-------- Textabschnitt

Auricher Regentenporträts: Ständesaal der Ostfriesischen Landschaft – Auricher Schloss
Der Erstgeborene des Grafen Ulrich II. von Ostfriesland wuchs in den Nöten des Dreißigjährigen Krieges auf. Frühzeitig sorgten die Eltern dafür, ihn daraus zu entfernen und in die sicheren Niederlande zu schicken, die damals das kulturelle Zentrum Europas waren. Man verlobte ihn 1641 im Haag mit der Prinzessin Henriette Katharina von Oranien, der Tochter des Statthalters Friedrich Heinrich. Dies war auch gedacht als ein Schritt auf dem Weg zum Anschluß Ostfrieslands an die Vereinigten Niederlande, was dem Grafen Ulrich II. nicht geglückt ist.

----------------

# [Gestellte Aufgabe 1]
Gib den Text über die Auricher Regentenporträts vollständig und ohne jede Änderung aus.

-------- Eingaben zur Übung

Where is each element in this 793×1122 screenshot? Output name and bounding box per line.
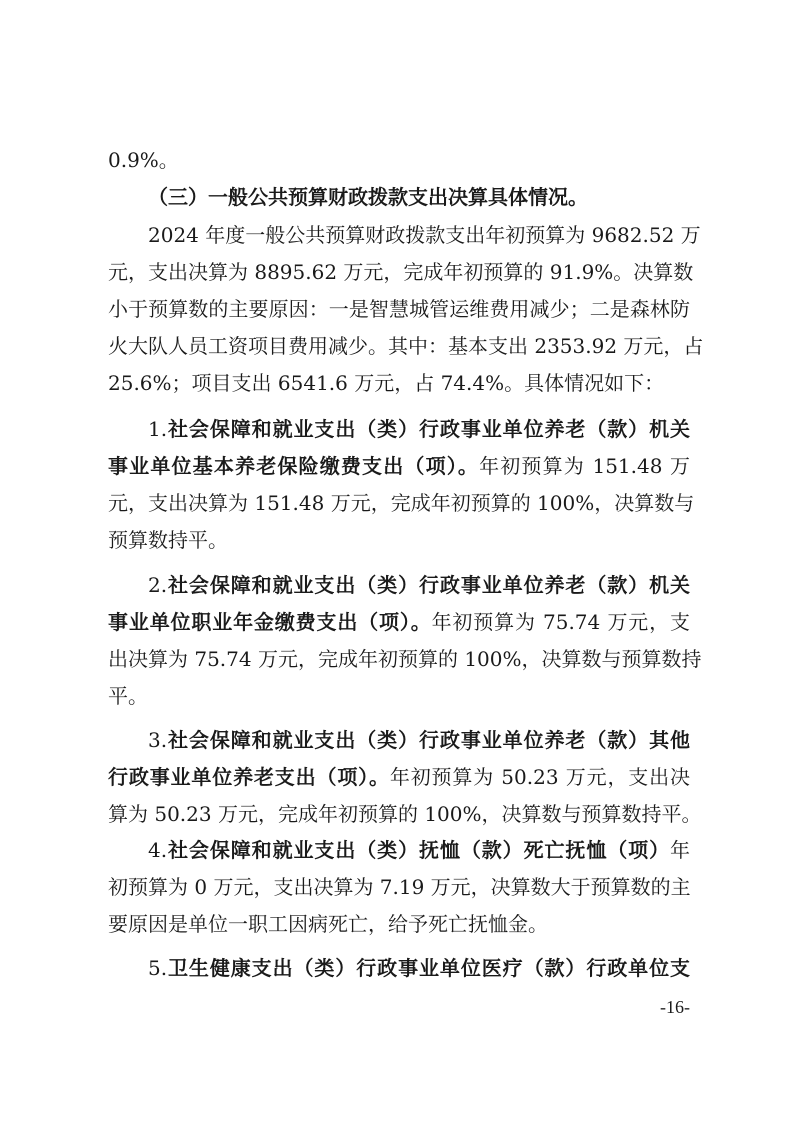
- text-line: 事业单位基本养老保险缴费支出（项）。年初预算为 151.48 万: [108, 451, 690, 481]
- text-line: 元，支出决算为 151.48 万元，完成年初预算的 100%，决算数与: [108, 488, 690, 518]
- bold-heading-text: 社会保障和就业支出（类）行政事业单位养老（款）机关: [167, 417, 690, 441]
- body-text-span: 25.6%；项目支出 6541.6 万元，占 74.4%。具体情况如下：: [108, 371, 664, 395]
- bold-heading-text: 事业单位基本养老保险缴费支出（项）。: [108, 454, 479, 478]
- text-line: 算为 50.23 万元，完成年初预算的 100%，决算数与预算数持平。: [108, 799, 690, 829]
- body-text-span: 出决算为 75.74 万元，完成年初预算的 100%，决算数与预算数持: [108, 647, 702, 671]
- body-text-span: 初预算为 0 万元，支出决算为 7.19 万元，决算数大于预算数的主: [108, 875, 691, 899]
- body-text-span: 要原因是单位一职工因病死亡，给予死亡抚恤金。: [108, 912, 548, 936]
- body-text-span: 年初预算为 151.48 万: [479, 454, 690, 478]
- body-text-span: 年初预算为 75.74 万元，支: [432, 610, 690, 634]
- body-text-span: 平。: [108, 684, 148, 708]
- body-text-span: 1.: [148, 417, 167, 441]
- text-line: 2024 年度一般公共预算财政拨款支出年初预算为 9682.52 万: [148, 220, 690, 250]
- text-line: 出决算为 75.74 万元，完成年初预算的 100%，决算数与预算数持: [108, 644, 690, 674]
- text-line: 0.9%。: [108, 145, 690, 175]
- bold-heading-text: （三）一般公共预算财政拨款支出决算具体情况。: [148, 185, 588, 209]
- text-line: 元，支出决算为 8895.62 万元，完成年初预算的 91.9%。决算数: [108, 257, 690, 287]
- body-text-span: 预算数持平。: [108, 528, 228, 552]
- body-text-span: 小于预算数的主要原因：一是智慧城管运维费用减少；二是森林防: [108, 297, 690, 321]
- bold-heading-text: 行政事业单位养老支出（项）。: [108, 765, 390, 789]
- text-line: 25.6%；项目支出 6541.6 万元，占 74.4%。具体情况如下：: [108, 368, 690, 398]
- body-text-span: 元，支出决算为 8895.62 万元，完成年初预算的 91.9%。决算数: [108, 260, 693, 284]
- body-text-span: 年初预算为 50.23 万元，支出决: [390, 765, 690, 789]
- body-text-span: 4.: [148, 838, 167, 862]
- text-line: 平。: [108, 681, 690, 711]
- document-page: 0.9%。（三）一般公共预算财政拨款支出决算具体情况。2024 年度一般公共预算…: [0, 0, 793, 1122]
- bold-heading-text: 社会保障和就业支出（类）行政事业单位养老（款）机关: [167, 573, 690, 597]
- text-line: 4.社会保障和就业支出（类）抚恤（款）死亡抚恤（项）年: [148, 835, 690, 865]
- text-line: 事业单位职业年金缴费支出（项）。年初预算为 75.74 万元，支: [108, 607, 690, 637]
- text-line: 2.社会保障和就业支出（类）行政事业单位养老（款）机关: [148, 570, 690, 600]
- body-text-span: 3.: [148, 728, 167, 752]
- bold-heading-text: 社会保障和就业支出（类）抚恤（款）死亡抚恤（项）: [167, 838, 670, 862]
- body-text-span: 2024 年度一般公共预算财政拨款支出年初预算为 9682.52 万: [148, 223, 701, 247]
- body-text-span: 火大队人员工资项目费用减少。其中：基本支出 2353.92 万元，占: [108, 334, 703, 358]
- text-line: （三）一般公共预算财政拨款支出决算具体情况。: [148, 182, 690, 212]
- text-line: 5.卫生健康支出（类）行政事业单位医疗（款）行政单位支: [148, 953, 690, 983]
- text-line: 初预算为 0 万元，支出决算为 7.19 万元，决算数大于预算数的主: [108, 872, 690, 902]
- text-line: 1.社会保障和就业支出（类）行政事业单位养老（款）机关: [148, 414, 690, 444]
- body-text-span: 年: [670, 838, 690, 862]
- body-text-span: 元，支出决算为 151.48 万元，完成年初预算的 100%，决算数与: [108, 491, 694, 515]
- body-text-span: 0.9%。: [108, 148, 179, 172]
- text-line: 小于预算数的主要原因：一是智慧城管运维费用减少；二是森林防: [108, 294, 690, 324]
- body-text-span: 2.: [148, 573, 167, 597]
- bold-heading-text: 社会保障和就业支出（类）行政事业单位养老（款）其他: [167, 728, 690, 752]
- text-line: 3.社会保障和就业支出（类）行政事业单位养老（款）其他: [148, 725, 690, 755]
- body-text-span: 5.: [148, 956, 167, 980]
- text-line: 火大队人员工资项目费用减少。其中：基本支出 2353.92 万元，占: [108, 331, 690, 361]
- text-line: 要原因是单位一职工因病死亡，给予死亡抚恤金。: [108, 909, 690, 939]
- bold-heading-text: 事业单位职业年金缴费支出（项）。: [108, 610, 432, 634]
- bold-heading-text: 卫生健康支出（类）行政事业单位医疗（款）行政单位支: [167, 956, 690, 980]
- text-line: 预算数持平。: [108, 525, 690, 555]
- text-line: 行政事业单位养老支出（项）。年初预算为 50.23 万元，支出决: [108, 762, 690, 792]
- body-text-span: 算为 50.23 万元，完成年初预算的 100%，决算数与预算数持平。: [108, 802, 702, 826]
- page-number: -16-: [650, 994, 700, 1020]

----------------

# [Gestellte Aufgabe 2]
Gib aus den Datensätzen nur den Abschnitt unverändert zurück, der mit der Zeile beginnt, die „- text-line: 事业单位基本养老保险缴费支出（项）。年初预算为“ enthält, und mit der Zeile endet, die „- body-text-span: 4.: [148, 838, 167, 862]“ enthält. Beide Zeilen gehören dazu.

# [Schriftliche Antwort 1]
Auricher Regentenporträts: Ständesaal der Ostfriesischen Landschaft – Auricher Schloss
Der Erstgeborene des Grafen Ulrich II. von Ostfriesland wuchs in den Nöten des Dreißigjährigen Krieges auf. Frühzeitig sorgten die Eltern dafür, ihn daraus zu entfernen und in die sicheren Niederlande zu schicken, die damals das kulturelle Zentrum Europas waren. Man verlobte ihn 1641 im Haag mit der Prinzessin Henriette Katharina von Oranien, der Tochter des Statthalters Friedrich Heinrich. Dies war auch gedacht als ein Schritt auf dem Weg zum Anschluß Ostfrieslands an die Vereinigten Niederlande, was dem Grafen Ulrich II. nicht geglückt ist.

# [Schriftliche Antwort 2]
- text-line: 事业单位基本养老保险缴费支出（项）。年初预算为 151.48 万: [108, 451, 690, 481]
- text-line: 元，支出决算为 151.48 万元，完成年初预算的 100%，决算数与: [108, 488, 690, 518]
- bold-heading-text: 社会保障和就业支出（类）行政事业单位养老（款）机关: [167, 417, 690, 441]
- body-text-span: 25.6%；项目支出 6541.6 万元，占 74.4%。具体情况如下：: [108, 371, 664, 395]
- bold-heading-text: 事业单位基本养老保险缴费支出（项）。: [108, 454, 479, 478]
- text-line: 算为 50.23 万元，完成年初预算的 100%，决算数与预算数持平。: [108, 799, 690, 829]
- body-text-span: 出决算为 75.74 万元，完成年初预算的 100%，决算数与预算数持: [108, 647, 702, 671]
- body-text-span: 初预算为 0 万元，支出决算为 7.19 万元，决算数大于预算数的主: [108, 875, 691, 899]
- body-text-span: 要原因是单位一职工因病死亡，给予死亡抚恤金。: [108, 912, 548, 936]
- body-text-span: 年初预算为 151.48 万: [479, 454, 690, 478]
- body-text-span: 年初预算为 75.74 万元，支: [432, 610, 690, 634]
- body-text-span: 平。: [108, 684, 148, 708]
- body-text-span: 1.: [148, 417, 167, 441]
- text-line: 2024 年度一般公共预算财政拨款支出年初预算为 9682.52 万: [148, 220, 690, 250]
- text-line: 出决算为 75.74 万元，完成年初预算的 100%，决算数与预算数持: [108, 644, 690, 674]
- text-line: 0.9%。: [108, 145, 690, 175]
- bold-heading-text: （三）一般公共预算财政拨款支出决算具体情况。: [148, 185, 588, 209]
- text-line: 元，支出决算为 8895.62 万元，完成年初预算的 91.9%。决算数: [108, 257, 690, 287]
- body-text-span: 预算数持平。: [108, 528, 228, 552]
- body-text-span: 小于预算数的主要原因：一是智慧城管运维费用减少；二是森林防: [108, 297, 690, 321]
- bold-heading-text: 行政事业单位养老支出（项）。: [108, 765, 390, 789]
- text-line: 25.6%；项目支出 6541.6 万元，占 74.4%。具体情况如下：: [108, 368, 690, 398]
- body-text-span: 元，支出决算为 8895.62 万元，完成年初预算的 91.9%。决算数: [108, 260, 693, 284]
- body-text-span: 年初预算为 50.23 万元，支出决: [390, 765, 690, 789]
- body-text-span: 4.: [148, 838, 167, 862]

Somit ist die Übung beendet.